## [Data rows]

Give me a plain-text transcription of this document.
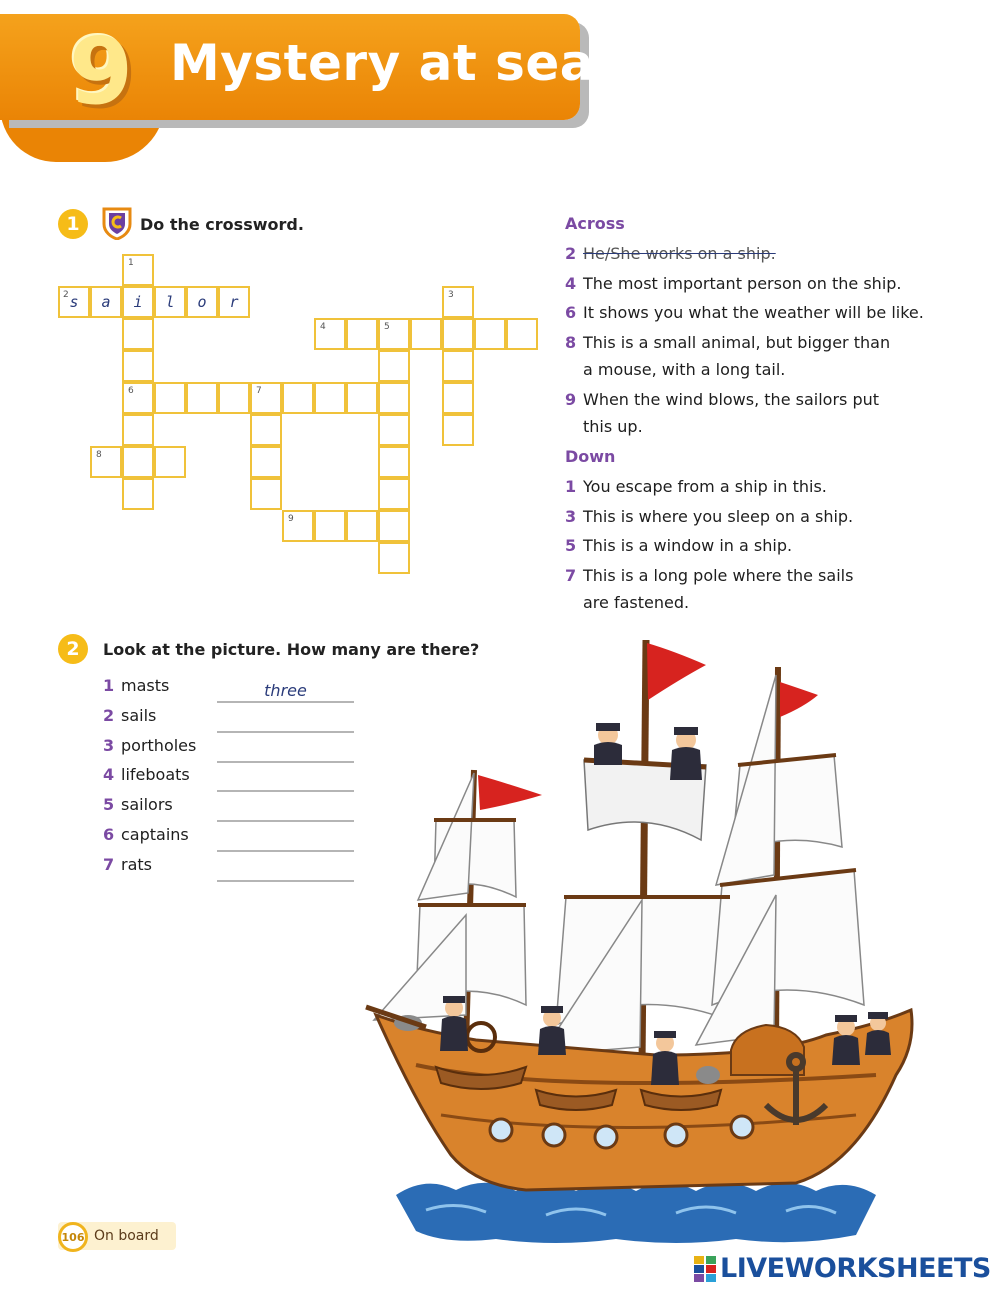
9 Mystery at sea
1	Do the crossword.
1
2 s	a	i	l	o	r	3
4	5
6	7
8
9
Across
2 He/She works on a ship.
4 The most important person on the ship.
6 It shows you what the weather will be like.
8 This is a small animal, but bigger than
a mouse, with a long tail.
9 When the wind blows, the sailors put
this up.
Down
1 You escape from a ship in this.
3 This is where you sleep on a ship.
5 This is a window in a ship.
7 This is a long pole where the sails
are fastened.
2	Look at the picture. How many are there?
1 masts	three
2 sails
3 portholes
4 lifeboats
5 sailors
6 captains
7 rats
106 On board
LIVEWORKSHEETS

## [What the task requires]
All of the records above must be copied exactly, except for the pictures.

## [Full output]
Give me a plain-text transcription of this document.
9 Mystery at sea
1	Do the crossword.
1
2 s	a	i	l	o	r	3
4	5
6	7
8
9
Across
2 He/She works on a ship.
4 The most important person on the ship.
6 It shows you what the weather will be like.
8 This is a small animal, but bigger than
a mouse, with a long tail.
9 When the wind blows, the sailors put
this up.
Down
1 You escape from a ship in this.
3 This is where you sleep on a ship.
5 This is a window in a ship.
7 This is a long pole where the sails
are fastened.
2	Look at the picture. How many are there?
1 masts	three
2 sails
3 portholes
4 lifeboats
5 sailors
6 captains
7 rats
106 On board
LIVEWORKSHEETS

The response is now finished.